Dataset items
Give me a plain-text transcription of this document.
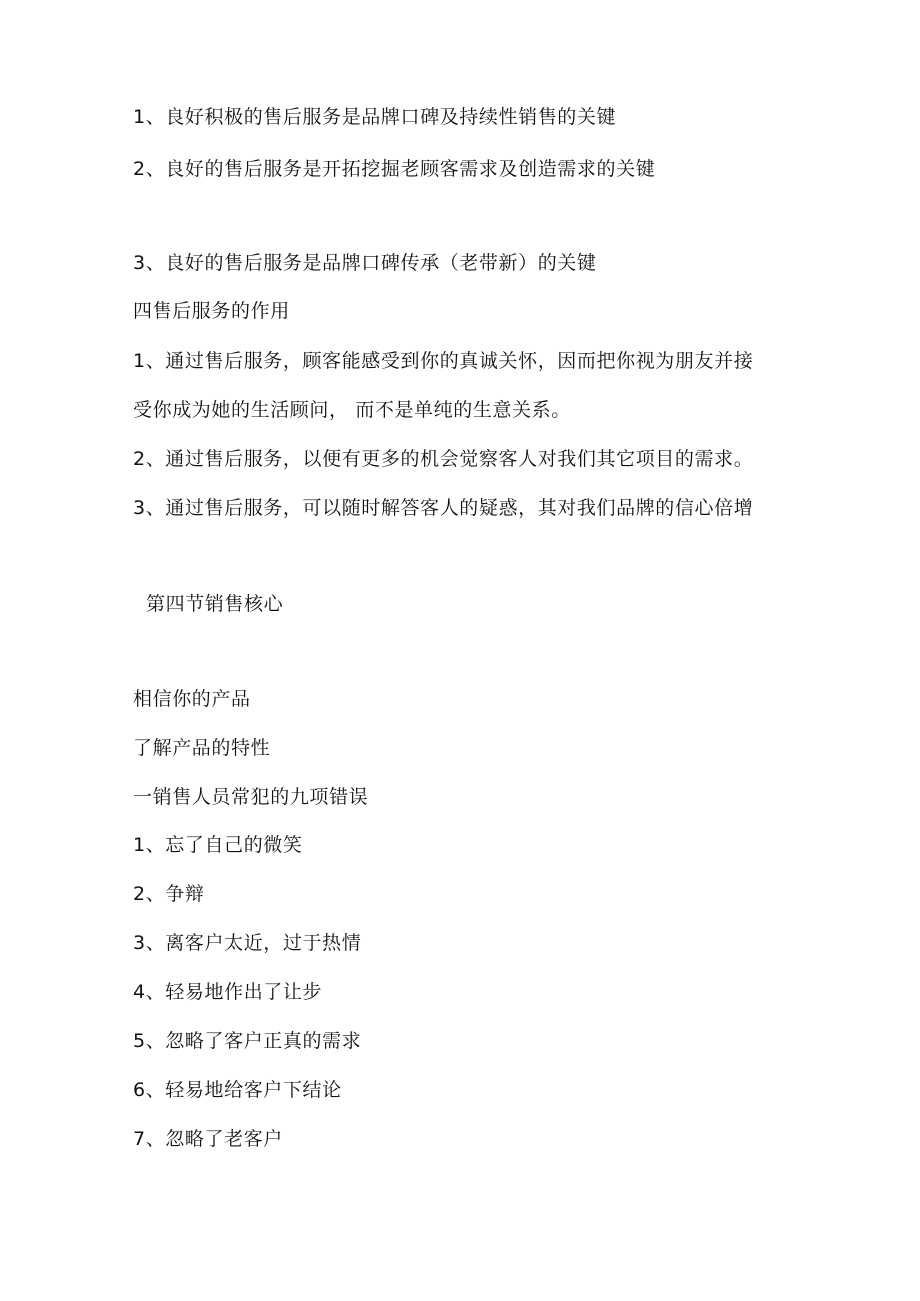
1、良好积极的售后服务是品牌口碑及持续性销售的关键
2、良好的售后服务是开拓挖掘老顾客需求及创造需求的关键
3、良好的售后服务是品牌口碑传承（老带新）的关键
四售后服务的作用
1、通过售后服务，顾客能感受到你的真诚关怀，因而把你视为朋友并接
受你成为她的生活顾问， 而不是单纯的生意关系。
2、通过售后服务，以便有更多的机会觉察客人对我们其它项目的需求。
3、通过售后服务，可以随时解答客人的疑惑，其对我们品牌的信心倍增
第四节销售核心
相信你的产品
了解产品的特性
一销售人员常犯的九项错误
1、忘了自己的微笑
2、争辩
3、离客户太近，过于热情
4、轻易地作出了让步
5、忽略了客户正真的需求
6、轻易地给客户下结论
7、忽略了老客户
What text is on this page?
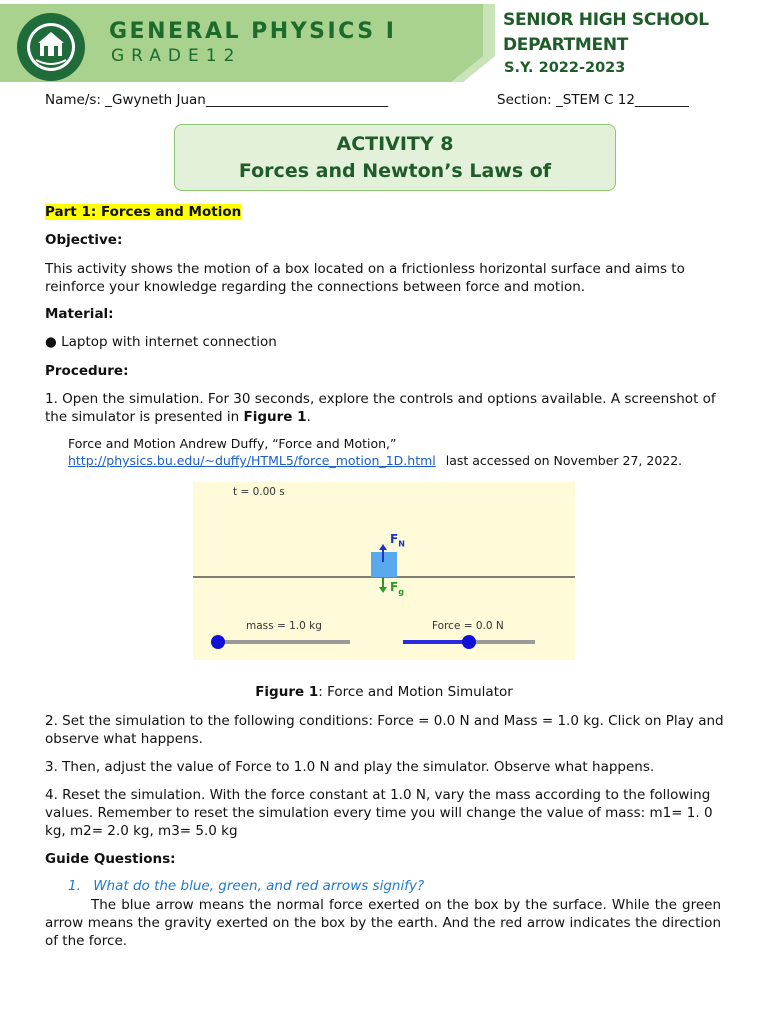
GENERAL PHYSICS I
GRADE12
SENIOR HIGH SCHOOL
DEPARTMENT
S.Y. 2022-2023
Name/s: _Gwyneth Juan___________________________	Section: _STEM C 12________
ACTIVITY 8
Forces and Newton’s Laws of
Part 1: Forces and Motion
Objective:
This activity shows the motion of a box located on a frictionless horizontal surface and aims to reinforce your knowledge regarding the connections between force and motion.
Material:
● Laptop with internet connection
Procedure:
1. Open the simulation. For 30 seconds, explore the controls and options available. A screenshot of the simulator is presented in Figure 1.
Force and Motion Andrew Duffy, “Force and Motion,”
http://physics.bu.edu/~duffy/HTML5/force_motion_1D.html last accessed on November 27, 2022.
t = 0.00 s
$F_N$
$F_g$
mass = 1.0 kg	Force = 0.0 N
Figure 1: Force and Motion Simulator
2. Set the simulation to the following conditions: Force = 0.0 N and Mass = 1.0 kg. Click on Play and observe what happens.
3. Then, adjust the value of Force to 1.0 N and play the simulator. Observe what happens.
4. Reset the simulation. With the force constant at 1.0 N, vary the mass according to the following values. Remember to reset the simulation every time you will change the value of mass: m1= 1. 0 kg, m2= 2.0 kg, m3= 5.0 kg
Guide Questions:
1. What do the blue, green, and red arrows signify?
The blue arrow means the normal force exerted on the box by the surface. While the green arrow means the gravity exerted on the box by the earth. And the red arrow indicates the direction of the force.
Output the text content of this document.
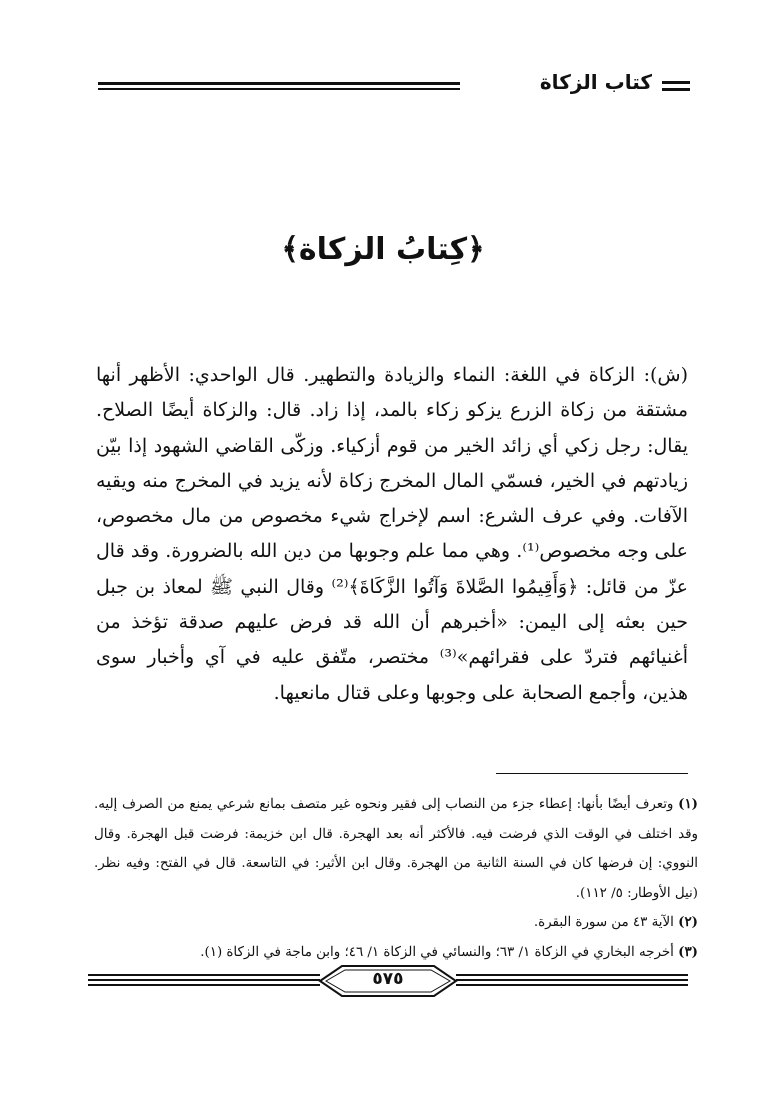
كتاب الزكاة
﴿كِتابُ الزكاة﴾

(ش): الزكاة في اللغة: النماء والزيادة والتطهير. قال الواحدي: الأظهر أنها مشتقة من زكاة الزرع يزكو زكاء بالمد، إذا زاد. قال: والزكاة أيضًا الصلاح. يقال: رجل زكي أي زائد الخير من قوم أزكياء. وزكّى القاضي الشهود إذا بيّن زيادتهم في الخير، فسمّي المال المخرج زكاة لأنه يزيد في المخرج منه ويقيه الآفات. وفي عرف الشرع: اسم لإخراج شيء مخصوص من مال مخصوص، على وجه مخصوص⁽¹⁾. وهي مما علم وجوبها من دين الله بالضرورة. وقد قال عزّ من قائل: ﴿وَأَقِيمُوا الصَّلاةَ وَآتُوا الزَّكَاةَ﴾⁽²⁾ وقال النبي ﷺ لمعاذ بن جبل حين بعثه إلى اليمن: «أخبرهم أن الله قد فرض عليهم صدقة تؤخذ من أغنيائهم فتردّ على فقرائهم»⁽³⁾ مختصر، متّفق عليه في آي وأخبار سوى هذين، وأجمع الصحابة على وجوبها وعلى قتال مانعيها.

(١) وتعرف أيضًا بأنها: إعطاء جزء من النصاب إلى فقير ونحوه غير متصف بمانع شرعي يمنع من الصرف إليه. وقد اختلف في الوقت الذي فرضت فيه. فالأكثر أنه بعد الهجرة. قال ابن خزيمة: فرضت قبل الهجرة. وقال النووي: إن فرضها كان في السنة الثانية من الهجرة. وقال ابن الأثير: في التاسعة. قال في الفتح: وفيه نظر. (نيل الأوطار: ٥/ ١١٢).

(٢) الآية ٤٣ من سورة البقرة.

(٣) أخرجه البخاري في الزكاة ١/ ٦٣؛ والنسائي في الزكاة ١/ ٤٦؛ وابن ماجة في الزكاة (١).

٥٧٥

Task instructions => Exclude every picture and copy the remaining data exactly.

Finished task =>
Give me a plain-text transcription of this document.
1、良好积极的售后服务是品牌口碑及持续性销售的关键
2、良好的售后服务是开拓挖掘老顾客需求及创造需求的关键
3、良好的售后服务是品牌口碑传承（老带新）的关键
四售后服务的作用
1、通过售后服务，顾客能感受到你的真诚关怀，因而把你视为朋友并接
受你成为她的生活顾问， 而不是单纯的生意关系。
2、通过售后服务，以便有更多的机会觉察客人对我们其它项目的需求。
3、通过售后服务，可以随时解答客人的疑惑，其对我们品牌的信心倍增
第四节销售核心
相信你的产品
了解产品的特性
一销售人员常犯的九项错误
1、忘了自己的微笑
2、争辩
3、离客户太近，过于热情
4、轻易地作出了让步
5、忽略了客户正真的需求
6、轻易地给客户下结论
7、忽略了老客户
What text is on this page?
GENERAL PHYSICS I
GRADE12
SENIOR HIGH SCHOOL
DEPARTMENT
S.Y. 2022-2023
Name/s: _Gwyneth Juan___________________________	Section: _STEM C 12________
ACTIVITY 8
Forces and Newton’s Laws of
Part 1: Forces and Motion
Objective:
This activity shows the motion of a box located on a frictionless horizontal surface and aims to reinforce your knowledge regarding the connections between force and motion.
Material:
● Laptop with internet connection
Procedure:
1. Open the simulation. For 30 seconds, explore the controls and options available. A screenshot of the simulator is presented in Figure 1.
Force and Motion Andrew Duffy, “Force and Motion,”
http://physics.bu.edu/~duffy/HTML5/force_motion_1D.html last accessed on November 27, 2022.
t = 0.00 s
$F_N$
$F_g$
mass = 1.0 kg	Force = 0.0 N
Figure 1: Force and Motion Simulator
2. Set the simulation to the following conditions: Force = 0.0 N and Mass = 1.0 kg. Click on Play and observe what happens.
3. Then, adjust the value of Force to 1.0 N and play the simulator. Observe what happens.
4. Reset the simulation. With the force constant at 1.0 N, vary the mass according to the following values. Remember to reset the simulation every time you will change the value of mass: m1= 1. 0 kg, m2= 2.0 kg, m3= 5.0 kg
Guide Questions:
1. What do the blue, green, and red arrows signify?
The blue arrow means the normal force exerted on the box by the surface. While the green arrow means the gravity exerted on the box by the earth. And the red arrow indicates the direction of the force.
Output the text content of this document.
كتاب الزكاة
﴿كِتابُ الزكاة﴾

(ش): الزكاة في اللغة: النماء والزيادة والتطهير. قال الواحدي: الأظهر أنها مشتقة من زكاة الزرع يزكو زكاء بالمد، إذا زاد. قال: والزكاة أيضًا الصلاح. يقال: رجل زكي أي زائد الخير من قوم أزكياء. وزكّى القاضي الشهود إذا بيّن زيادتهم في الخير، فسمّي المال المخرج زكاة لأنه يزيد في المخرج منه ويقيه الآفات. وفي عرف الشرع: اسم لإخراج شيء مخصوص من مال مخصوص، على وجه مخصوص⁽¹⁾. وهي مما علم وجوبها من دين الله بالضرورة. وقد قال عزّ من قائل: ﴿وَأَقِيمُوا الصَّلاةَ وَآتُوا الزَّكَاةَ﴾⁽²⁾ وقال النبي ﷺ لمعاذ بن جبل حين بعثه إلى اليمن: «أخبرهم أن الله قد فرض عليهم صدقة تؤخذ من أغنيائهم فتردّ على فقرائهم»⁽³⁾ مختصر، متّفق عليه في آي وأخبار سوى هذين، وأجمع الصحابة على وجوبها وعلى قتال مانعيها.

(١) وتعرف أيضًا بأنها: إعطاء جزء من النصاب إلى فقير ونحوه غير متصف بمانع شرعي يمنع من الصرف إليه. وقد اختلف في الوقت الذي فرضت فيه. فالأكثر أنه بعد الهجرة. قال ابن خزيمة: فرضت قبل الهجرة. وقال النووي: إن فرضها كان في السنة الثانية من الهجرة. وقال ابن الأثير: في التاسعة. قال في الفتح: وفيه نظر. (نيل الأوطار: ٥/ ١١٢).

(٢) الآية ٤٣ من سورة البقرة.

(٣) أخرجه البخاري في الزكاة ١/ ٦٣؛ والنسائي في الزكاة ١/ ٤٦؛ وابن ماجة في الزكاة (١).

٥٧٥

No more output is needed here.